• RAW RECORDS:

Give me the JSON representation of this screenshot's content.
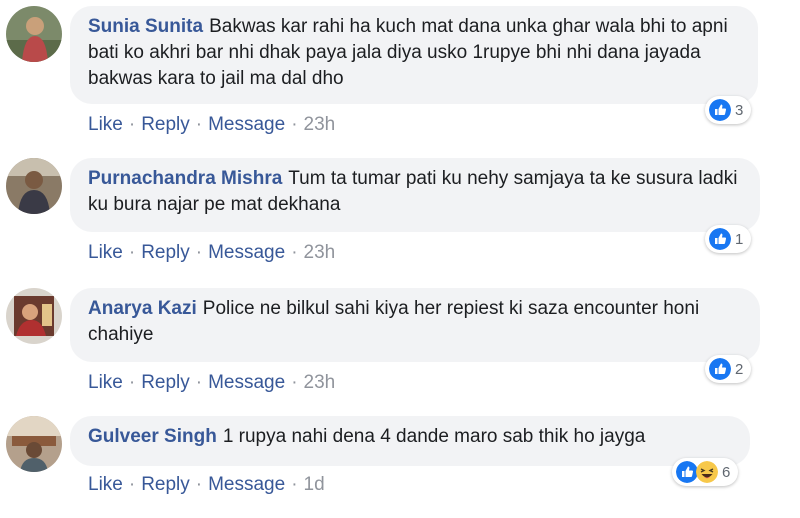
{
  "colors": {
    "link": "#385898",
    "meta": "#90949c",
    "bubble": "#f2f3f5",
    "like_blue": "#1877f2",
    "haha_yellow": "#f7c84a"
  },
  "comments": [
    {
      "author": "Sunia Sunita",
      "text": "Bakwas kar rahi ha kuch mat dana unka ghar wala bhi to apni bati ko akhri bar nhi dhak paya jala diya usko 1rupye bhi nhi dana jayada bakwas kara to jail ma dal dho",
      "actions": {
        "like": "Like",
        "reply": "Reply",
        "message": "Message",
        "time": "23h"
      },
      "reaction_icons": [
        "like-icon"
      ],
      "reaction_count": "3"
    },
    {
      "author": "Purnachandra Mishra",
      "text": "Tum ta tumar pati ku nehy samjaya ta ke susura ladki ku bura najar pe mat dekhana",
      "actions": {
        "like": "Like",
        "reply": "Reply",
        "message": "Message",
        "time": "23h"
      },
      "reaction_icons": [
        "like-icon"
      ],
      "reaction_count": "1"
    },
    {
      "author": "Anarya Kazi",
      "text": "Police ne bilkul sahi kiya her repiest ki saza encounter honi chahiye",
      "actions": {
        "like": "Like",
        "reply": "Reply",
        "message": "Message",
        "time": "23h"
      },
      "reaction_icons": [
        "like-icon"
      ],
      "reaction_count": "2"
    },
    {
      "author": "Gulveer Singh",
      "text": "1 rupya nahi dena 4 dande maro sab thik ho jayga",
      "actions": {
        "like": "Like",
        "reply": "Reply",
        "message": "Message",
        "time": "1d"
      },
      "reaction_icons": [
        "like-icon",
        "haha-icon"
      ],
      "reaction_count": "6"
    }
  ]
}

* * *

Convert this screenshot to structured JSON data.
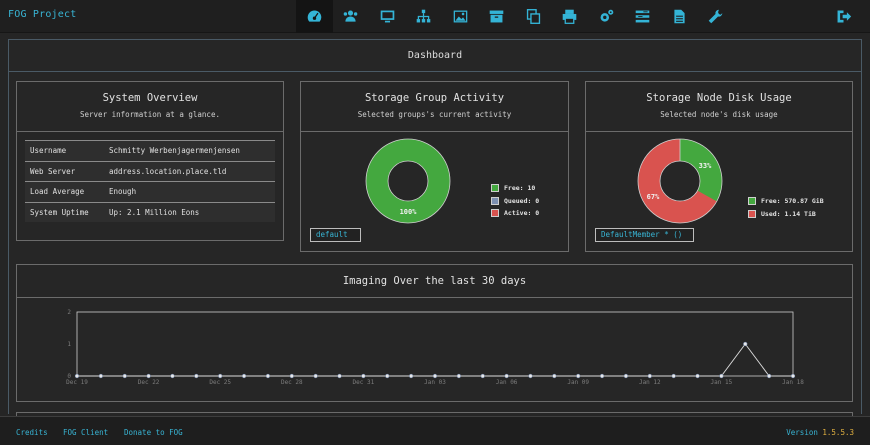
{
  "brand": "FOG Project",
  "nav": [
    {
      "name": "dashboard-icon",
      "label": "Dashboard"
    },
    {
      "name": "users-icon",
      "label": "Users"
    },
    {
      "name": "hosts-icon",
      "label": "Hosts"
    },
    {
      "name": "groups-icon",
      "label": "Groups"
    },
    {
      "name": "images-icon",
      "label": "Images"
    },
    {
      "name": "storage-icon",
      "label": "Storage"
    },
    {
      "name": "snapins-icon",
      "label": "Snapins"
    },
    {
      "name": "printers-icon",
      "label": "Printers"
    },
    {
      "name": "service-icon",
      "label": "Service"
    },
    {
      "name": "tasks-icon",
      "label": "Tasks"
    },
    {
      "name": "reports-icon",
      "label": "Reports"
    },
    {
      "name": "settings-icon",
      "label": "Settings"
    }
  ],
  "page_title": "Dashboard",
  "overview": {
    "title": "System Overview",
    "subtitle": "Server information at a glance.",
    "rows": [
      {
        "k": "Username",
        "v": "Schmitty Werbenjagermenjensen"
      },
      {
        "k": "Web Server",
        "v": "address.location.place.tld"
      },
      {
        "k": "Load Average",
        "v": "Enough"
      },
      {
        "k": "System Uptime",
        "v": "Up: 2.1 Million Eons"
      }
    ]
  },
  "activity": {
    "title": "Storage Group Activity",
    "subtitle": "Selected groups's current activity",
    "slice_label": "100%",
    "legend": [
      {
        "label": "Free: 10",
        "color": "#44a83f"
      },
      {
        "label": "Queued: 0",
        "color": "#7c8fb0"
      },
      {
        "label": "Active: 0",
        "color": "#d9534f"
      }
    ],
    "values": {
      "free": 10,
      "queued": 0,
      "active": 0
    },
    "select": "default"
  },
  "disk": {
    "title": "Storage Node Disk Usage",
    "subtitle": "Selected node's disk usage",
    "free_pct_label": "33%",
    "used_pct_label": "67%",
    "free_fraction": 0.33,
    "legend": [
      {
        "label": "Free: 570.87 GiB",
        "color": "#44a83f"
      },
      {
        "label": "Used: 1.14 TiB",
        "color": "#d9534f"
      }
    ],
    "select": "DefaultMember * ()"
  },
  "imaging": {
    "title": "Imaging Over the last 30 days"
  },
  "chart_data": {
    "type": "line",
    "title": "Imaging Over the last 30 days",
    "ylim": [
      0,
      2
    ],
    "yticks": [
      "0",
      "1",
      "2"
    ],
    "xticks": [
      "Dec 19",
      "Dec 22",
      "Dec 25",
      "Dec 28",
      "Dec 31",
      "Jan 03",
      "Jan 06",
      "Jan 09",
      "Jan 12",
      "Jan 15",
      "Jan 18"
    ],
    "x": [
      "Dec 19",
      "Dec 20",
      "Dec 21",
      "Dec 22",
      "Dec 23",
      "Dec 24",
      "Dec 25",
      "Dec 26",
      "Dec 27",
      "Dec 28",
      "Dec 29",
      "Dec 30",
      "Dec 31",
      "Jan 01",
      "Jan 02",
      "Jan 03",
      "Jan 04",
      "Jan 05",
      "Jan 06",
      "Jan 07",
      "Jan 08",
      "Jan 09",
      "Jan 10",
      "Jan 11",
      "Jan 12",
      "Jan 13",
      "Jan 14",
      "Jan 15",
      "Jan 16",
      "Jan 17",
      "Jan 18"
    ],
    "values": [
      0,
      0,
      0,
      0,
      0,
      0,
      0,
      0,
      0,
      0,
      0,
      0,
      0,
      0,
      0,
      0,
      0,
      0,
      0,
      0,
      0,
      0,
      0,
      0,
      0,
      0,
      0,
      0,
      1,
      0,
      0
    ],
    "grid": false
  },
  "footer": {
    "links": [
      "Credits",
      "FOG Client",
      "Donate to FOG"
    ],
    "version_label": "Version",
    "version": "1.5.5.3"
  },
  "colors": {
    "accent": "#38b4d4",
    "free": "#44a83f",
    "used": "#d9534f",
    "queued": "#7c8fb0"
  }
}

• EXERCISE DIRECTIONS: Your task is to gather every line with the word "screenshot" and copy it.

• REPLY:
Give me the JSON representation of this screenshot's content.
Convert this screenshot to structured JSON data.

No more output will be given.